DATA SUPPLIED.

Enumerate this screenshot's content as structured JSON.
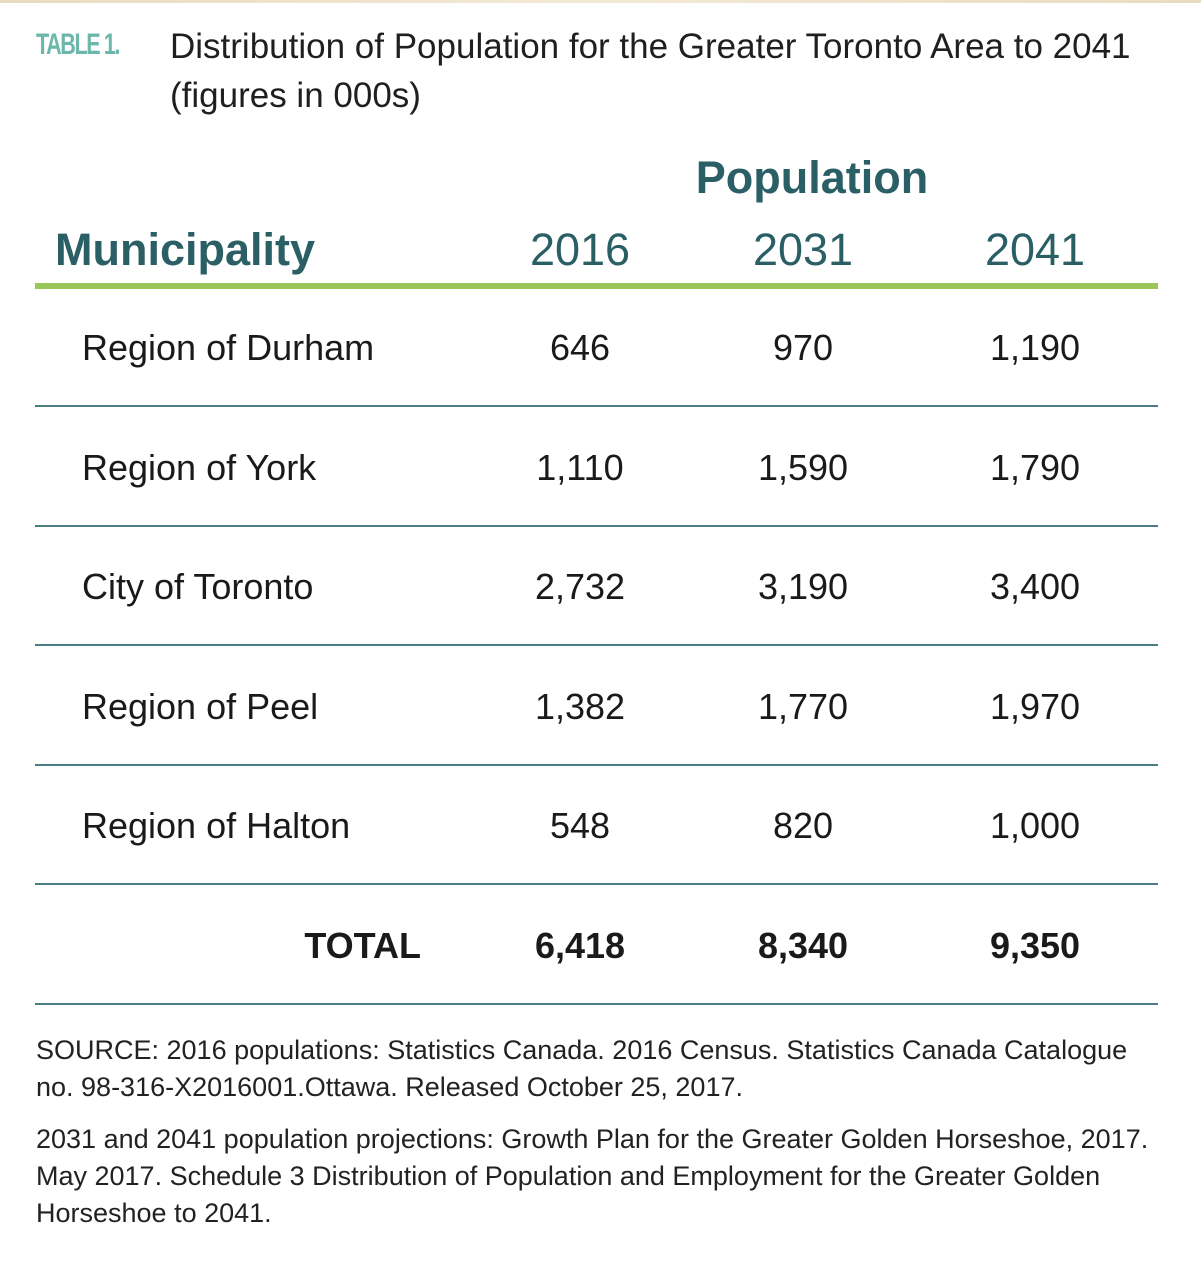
{
  "table": {
    "label": "TABLE 1.",
    "title": "Distribution of Population for the Greater Toronto Area to 2041 (figures in 000s)",
    "group_header": "Population",
    "columns": [
      "Municipality",
      "2016",
      "2031",
      "2041"
    ],
    "rows": [
      {
        "name": "Region of Durham",
        "values": [
          "646",
          "970",
          "1,190"
        ]
      },
      {
        "name": "Region of York",
        "values": [
          "1,110",
          "1,590",
          "1,790"
        ]
      },
      {
        "name": "City of Toronto",
        "values": [
          "2,732",
          "3,190",
          "3,400"
        ]
      },
      {
        "name": "Region of Peel",
        "values": [
          "1,382",
          "1,770",
          "1,970"
        ]
      },
      {
        "name": "Region of Halton",
        "values": [
          "548",
          "820",
          "1,000"
        ]
      }
    ],
    "total": {
      "name": "TOTAL",
      "values": [
        "6,418",
        "8,340",
        "9,350"
      ]
    }
  },
  "notes": {
    "source": "SOURCE: 2016 populations: Statistics Canada. 2016 Census. Statistics Canada Catalogue no. 98-316-X2016001.Ottawa. Released October 25, 2017.",
    "projections": "2031 and 2041 population projections: Growth Plan for the Greater Golden Horseshoe, 2017. May 2017. Schedule 3 Distribution of Population and Employment for the Greater Golden Horseshoe to 2041."
  },
  "colors": {
    "label": "#6bb8ab",
    "header": "#2a5f66",
    "header_rule": "#9bc75a",
    "row_rule": "#4d7d84"
  }
}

SET TASK. Return only those lines of the records that contain the string "Toronto".

REPLY TO THE EXERCISE.
    "title": "Distribution of Population for the Greater Toronto Area to 2041 (figures in 000s)",
        "name": "City of Toronto",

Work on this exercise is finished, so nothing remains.